» THE DATA:
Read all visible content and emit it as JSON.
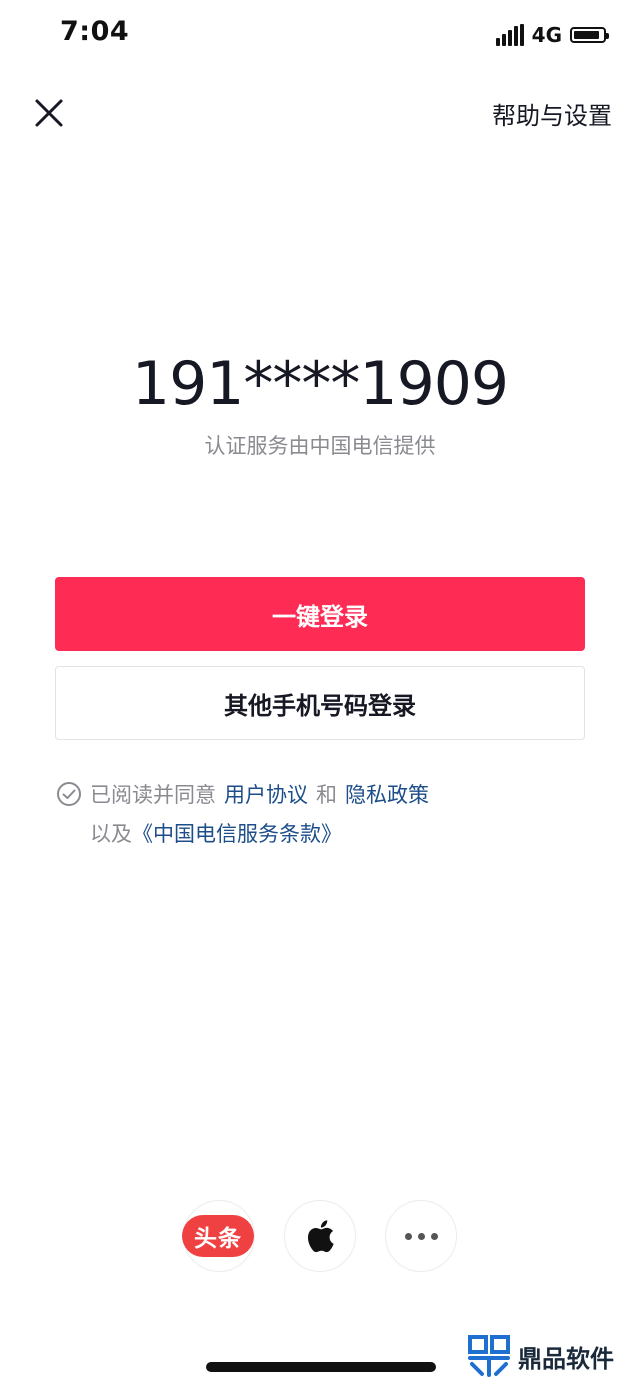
{
  "status_bar": {
    "time": "7:04",
    "network": "4G",
    "battery_level": 0.9
  },
  "header": {
    "close_icon": "close-icon",
    "help_label": "帮助与设置"
  },
  "phone": {
    "masked_number": "191****1909",
    "auth_provider": "认证服务由中国电信提供"
  },
  "actions": {
    "one_click_login": "一键登录",
    "other_phone_login": "其他手机号码登录"
  },
  "agreement": {
    "prefix": "已阅读并同意",
    "user_agreement": "用户协议",
    "and": "和",
    "privacy_policy": "隐私政策",
    "also": "以及",
    "carrier_terms": "《中国电信服务条款》"
  },
  "third_party": {
    "toutiao_label": "头条",
    "apple_icon": "apple-icon",
    "more_icon": "more-icon"
  },
  "watermark": {
    "text": "鼎品软件"
  },
  "colors": {
    "primary": "#fe2c55",
    "link": "#1d4e89",
    "toutiao": "#f04142",
    "watermark_logo": "#1f6fd1"
  }
}
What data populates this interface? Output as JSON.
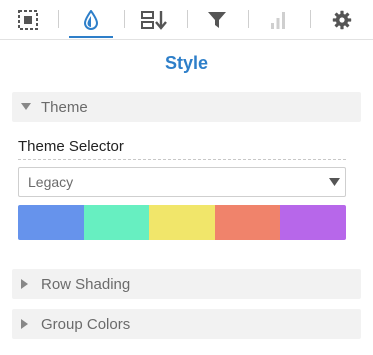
{
  "toolbar": {
    "tabs": [
      {
        "icon": "select-region-icon"
      },
      {
        "icon": "droplet-icon",
        "active": true
      },
      {
        "icon": "sort-icon"
      },
      {
        "icon": "filter-icon"
      },
      {
        "icon": "bar-chart-icon",
        "disabled": true
      },
      {
        "icon": "gear-icon"
      }
    ],
    "accent_color": "#2e7fc9"
  },
  "heading": "Style",
  "theme_section": {
    "title": "Theme",
    "expanded": true,
    "selector_label": "Theme Selector",
    "selected": "Legacy",
    "palette": [
      "#6693ec",
      "#67efc1",
      "#f1e66a",
      "#f0836b",
      "#b767ea"
    ]
  },
  "row_shading": {
    "title": "Row Shading",
    "expanded": false
  },
  "group_colors": {
    "title": "Group Colors",
    "expanded": false
  }
}
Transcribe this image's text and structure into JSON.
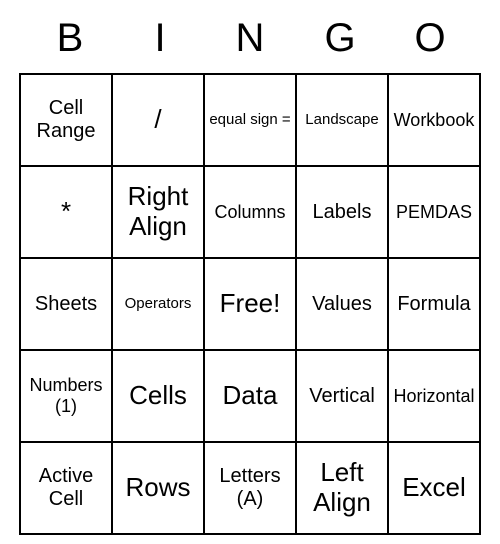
{
  "header": [
    "B",
    "I",
    "N",
    "G",
    "O"
  ],
  "grid": [
    [
      {
        "text": "Cell Range",
        "size": "normal"
      },
      {
        "text": "/",
        "size": "big"
      },
      {
        "text": "equal sign =",
        "size": "small"
      },
      {
        "text": "Landscape",
        "size": "small"
      },
      {
        "text": "Workbook",
        "size": "mid"
      }
    ],
    [
      {
        "text": "*",
        "size": "big"
      },
      {
        "text": "Right Align",
        "size": "big"
      },
      {
        "text": "Columns",
        "size": "mid"
      },
      {
        "text": "Labels",
        "size": "normal"
      },
      {
        "text": "PEMDAS",
        "size": "mid"
      }
    ],
    [
      {
        "text": "Sheets",
        "size": "normal"
      },
      {
        "text": "Operators",
        "size": "small"
      },
      {
        "text": "Free!",
        "size": "big"
      },
      {
        "text": "Values",
        "size": "normal"
      },
      {
        "text": "Formula",
        "size": "normal"
      }
    ],
    [
      {
        "text": "Numbers (1)",
        "size": "mid"
      },
      {
        "text": "Cells",
        "size": "big"
      },
      {
        "text": "Data",
        "size": "big"
      },
      {
        "text": "Vertical",
        "size": "normal"
      },
      {
        "text": "Horizontal",
        "size": "mid"
      }
    ],
    [
      {
        "text": "Active Cell",
        "size": "normal"
      },
      {
        "text": "Rows",
        "size": "big"
      },
      {
        "text": "Letters (A)",
        "size": "normal"
      },
      {
        "text": "Left Align",
        "size": "big"
      },
      {
        "text": "Excel",
        "size": "big"
      }
    ]
  ]
}
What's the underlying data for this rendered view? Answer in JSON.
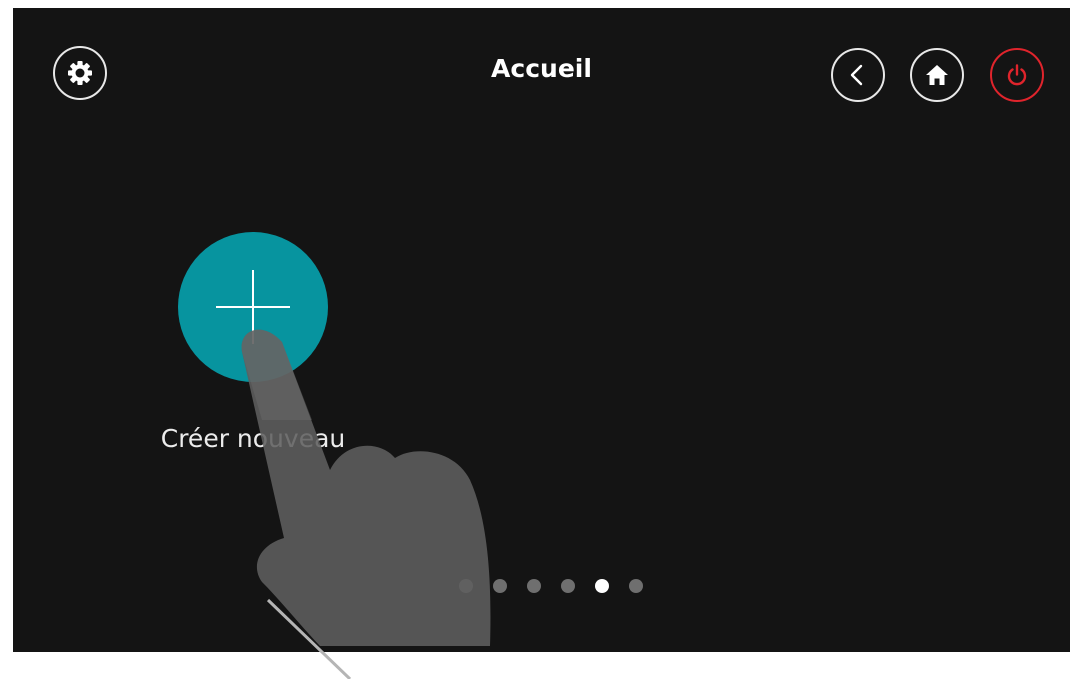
{
  "header": {
    "title": "Accueil",
    "settings_icon": "gear-icon",
    "back_icon": "chevron-left-icon",
    "home_icon": "home-icon",
    "power_icon": "power-icon"
  },
  "main": {
    "create_button_icon": "plus-icon",
    "create_label": "Créer nouveau"
  },
  "pager": {
    "count": 6,
    "active_index": 4
  },
  "colors": {
    "background": "#141414",
    "accent": "#07949f",
    "power": "#e0242c"
  }
}
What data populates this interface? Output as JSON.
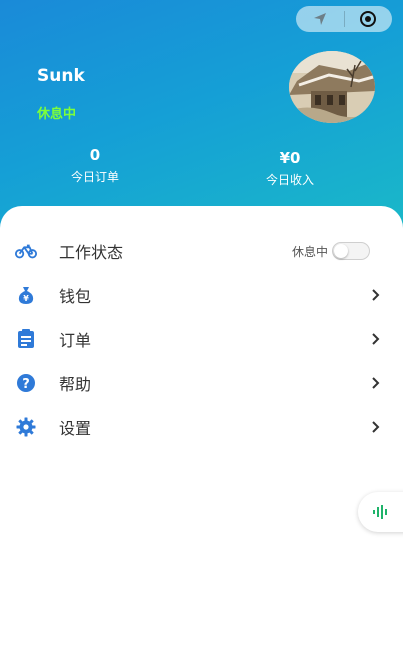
{
  "profile": {
    "username": "Sunk",
    "status": "休息中"
  },
  "stats": {
    "orders_value": "0",
    "orders_label": "今日订单",
    "income_value": "¥0",
    "income_label": "今日收入"
  },
  "menu": {
    "work_status": {
      "label": "工作状态",
      "toggle_label": "休息中",
      "toggle_on": false,
      "icon": "bicycle-icon"
    },
    "wallet": {
      "label": "钱包",
      "icon": "money-bag-icon"
    },
    "orders": {
      "label": "订单",
      "icon": "clipboard-icon"
    },
    "help": {
      "label": "帮助",
      "icon": "help-icon"
    },
    "settings": {
      "label": "设置",
      "icon": "gear-icon"
    }
  },
  "colors": {
    "header_gradient_start": "#1a8ad8",
    "header_gradient_end": "#1ab9c8",
    "status_green": "#7dff3a",
    "icon_blue": "#2f7ad8",
    "float_icon_green": "#1fb36a"
  }
}
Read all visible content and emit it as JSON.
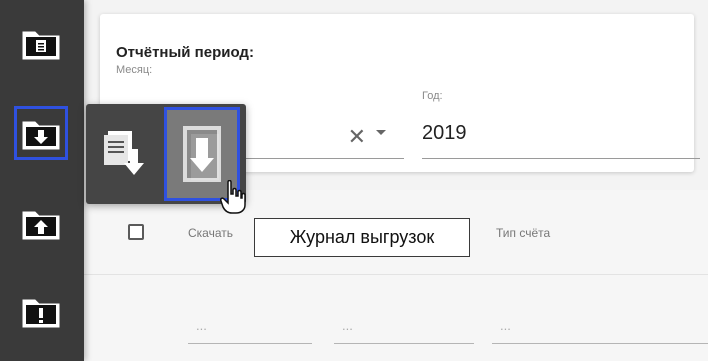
{
  "sidebar": {
    "items": [
      {
        "name": "documents-folder-icon"
      },
      {
        "name": "download-folder-icon",
        "active": true
      },
      {
        "name": "upload-folder-icon"
      },
      {
        "name": "warning-folder-icon"
      }
    ]
  },
  "period": {
    "title": "Отчётный период:",
    "month_label": "Месяц:",
    "month_value": "",
    "year_label": "Год:",
    "year_value": "2019"
  },
  "table": {
    "columns": {
      "download": "Скачать",
      "account_type": "Тип счёта"
    },
    "filters": {
      "one": "...",
      "two": "...",
      "three": "..."
    }
  },
  "popup": {
    "tooltip": "Журнал выгрузок"
  },
  "colors": {
    "sidebar_bg": "#3a3a3a",
    "active_border": "#2f51e0"
  }
}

» WRITTEN TASK: Output the data exactly. Pictures don't belong in the result.

» TASK RESULT:
Read all visible content and emit it as JSON.
{
  "status_bar": {
    "time": "7:04",
    "network": "4G",
    "battery_level": 0.9
  },
  "header": {
    "close_icon": "close-icon",
    "help_label": "帮助与设置"
  },
  "phone": {
    "masked_number": "191****1909",
    "auth_provider": "认证服务由中国电信提供"
  },
  "actions": {
    "one_click_login": "一键登录",
    "other_phone_login": "其他手机号码登录"
  },
  "agreement": {
    "prefix": "已阅读并同意",
    "user_agreement": "用户协议",
    "and": "和",
    "privacy_policy": "隐私政策",
    "also": "以及",
    "carrier_terms": "《中国电信服务条款》"
  },
  "third_party": {
    "toutiao_label": "头条",
    "apple_icon": "apple-icon",
    "more_icon": "more-icon"
  },
  "watermark": {
    "text": "鼎品软件"
  },
  "colors": {
    "primary": "#fe2c55",
    "link": "#1d4e89",
    "toutiao": "#f04142",
    "watermark_logo": "#1f6fd1"
  }
}
What data populates this interface? Output as JSON.
{
  "toolbar": {
    "tabs": [
      {
        "icon": "select-region-icon"
      },
      {
        "icon": "droplet-icon",
        "active": true
      },
      {
        "icon": "sort-icon"
      },
      {
        "icon": "filter-icon"
      },
      {
        "icon": "bar-chart-icon",
        "disabled": true
      },
      {
        "icon": "gear-icon"
      }
    ],
    "accent_color": "#2e7fc9"
  },
  "heading": "Style",
  "theme_section": {
    "title": "Theme",
    "expanded": true,
    "selector_label": "Theme Selector",
    "selected": "Legacy",
    "palette": [
      "#6693ec",
      "#67efc1",
      "#f1e66a",
      "#f0836b",
      "#b767ea"
    ]
  },
  "row_shading": {
    "title": "Row Shading",
    "expanded": false
  },
  "group_colors": {
    "title": "Group Colors",
    "expanded": false
  }
}
Transcribe this image's text and structure into JSON.
{
  "header": [
    "B",
    "I",
    "N",
    "G",
    "O"
  ],
  "grid": [
    [
      {
        "text": "Cell Range",
        "size": "normal"
      },
      {
        "text": "/",
        "size": "big"
      },
      {
        "text": "equal sign =",
        "size": "small"
      },
      {
        "text": "Landscape",
        "size": "small"
      },
      {
        "text": "Workbook",
        "size": "mid"
      }
    ],
    [
      {
        "text": "*",
        "size": "big"
      },
      {
        "text": "Right Align",
        "size": "big"
      },
      {
        "text": "Columns",
        "size": "mid"
      },
      {
        "text": "Labels",
        "size": "normal"
      },
      {
        "text": "PEMDAS",
        "size": "mid"
      }
    ],
    [
      {
        "text": "Sheets",
        "size": "normal"
      },
      {
        "text": "Operators",
        "size": "small"
      },
      {
        "text": "Free!",
        "size": "big"
      },
      {
        "text": "Values",
        "size": "normal"
      },
      {
        "text": "Formula",
        "size": "normal"
      }
    ],
    [
      {
        "text": "Numbers (1)",
        "size": "mid"
      },
      {
        "text": "Cells",
        "size": "big"
      },
      {
        "text": "Data",
        "size": "big"
      },
      {
        "text": "Vertical",
        "size": "normal"
      },
      {
        "text": "Horizontal",
        "size": "mid"
      }
    ],
    [
      {
        "text": "Active Cell",
        "size": "normal"
      },
      {
        "text": "Rows",
        "size": "big"
      },
      {
        "text": "Letters (A)",
        "size": "normal"
      },
      {
        "text": "Left Align",
        "size": "big"
      },
      {
        "text": "Excel",
        "size": "big"
      }
    ]
  ]
}
What's the underlying data for this rendered view? Answer in JSON.
{
  "header": {
    "title": "Accueil",
    "settings_icon": "gear-icon",
    "back_icon": "chevron-left-icon",
    "home_icon": "home-icon",
    "power_icon": "power-icon"
  },
  "main": {
    "create_button_icon": "plus-icon",
    "create_label": "Créer nouveau"
  },
  "pager": {
    "count": 6,
    "active_index": 4
  },
  "colors": {
    "background": "#141414",
    "accent": "#07949f",
    "power": "#e0242c"
  }
}
What data populates this interface? Output as JSON.
{
  "profile": {
    "username": "Sunk",
    "status": "休息中"
  },
  "stats": {
    "orders_value": "0",
    "orders_label": "今日订单",
    "income_value": "¥0",
    "income_label": "今日收入"
  },
  "menu": {
    "work_status": {
      "label": "工作状态",
      "toggle_label": "休息中",
      "toggle_on": false,
      "icon": "bicycle-icon"
    },
    "wallet": {
      "label": "钱包",
      "icon": "money-bag-icon"
    },
    "orders": {
      "label": "订单",
      "icon": "clipboard-icon"
    },
    "help": {
      "label": "帮助",
      "icon": "help-icon"
    },
    "settings": {
      "label": "设置",
      "icon": "gear-icon"
    }
  },
  "colors": {
    "header_gradient_start": "#1a8ad8",
    "header_gradient_end": "#1ab9c8",
    "status_green": "#7dff3a",
    "icon_blue": "#2f7ad8",
    "float_icon_green": "#1fb36a"
  }
}
Read all visible content and emit it as JSON.
{
  "sidebar": {
    "items": [
      {
        "name": "documents-folder-icon"
      },
      {
        "name": "download-folder-icon",
        "active": true
      },
      {
        "name": "upload-folder-icon"
      },
      {
        "name": "warning-folder-icon"
      }
    ]
  },
  "period": {
    "title": "Отчётный период:",
    "month_label": "Месяц:",
    "month_value": "",
    "year_label": "Год:",
    "year_value": "2019"
  },
  "table": {
    "columns": {
      "download": "Скачать",
      "account_type": "Тип счёта"
    },
    "filters": {
      "one": "...",
      "two": "...",
      "three": "..."
    }
  },
  "popup": {
    "tooltip": "Журнал выгрузок"
  },
  "colors": {
    "sidebar_bg": "#3a3a3a",
    "active_border": "#2f51e0"
  }
}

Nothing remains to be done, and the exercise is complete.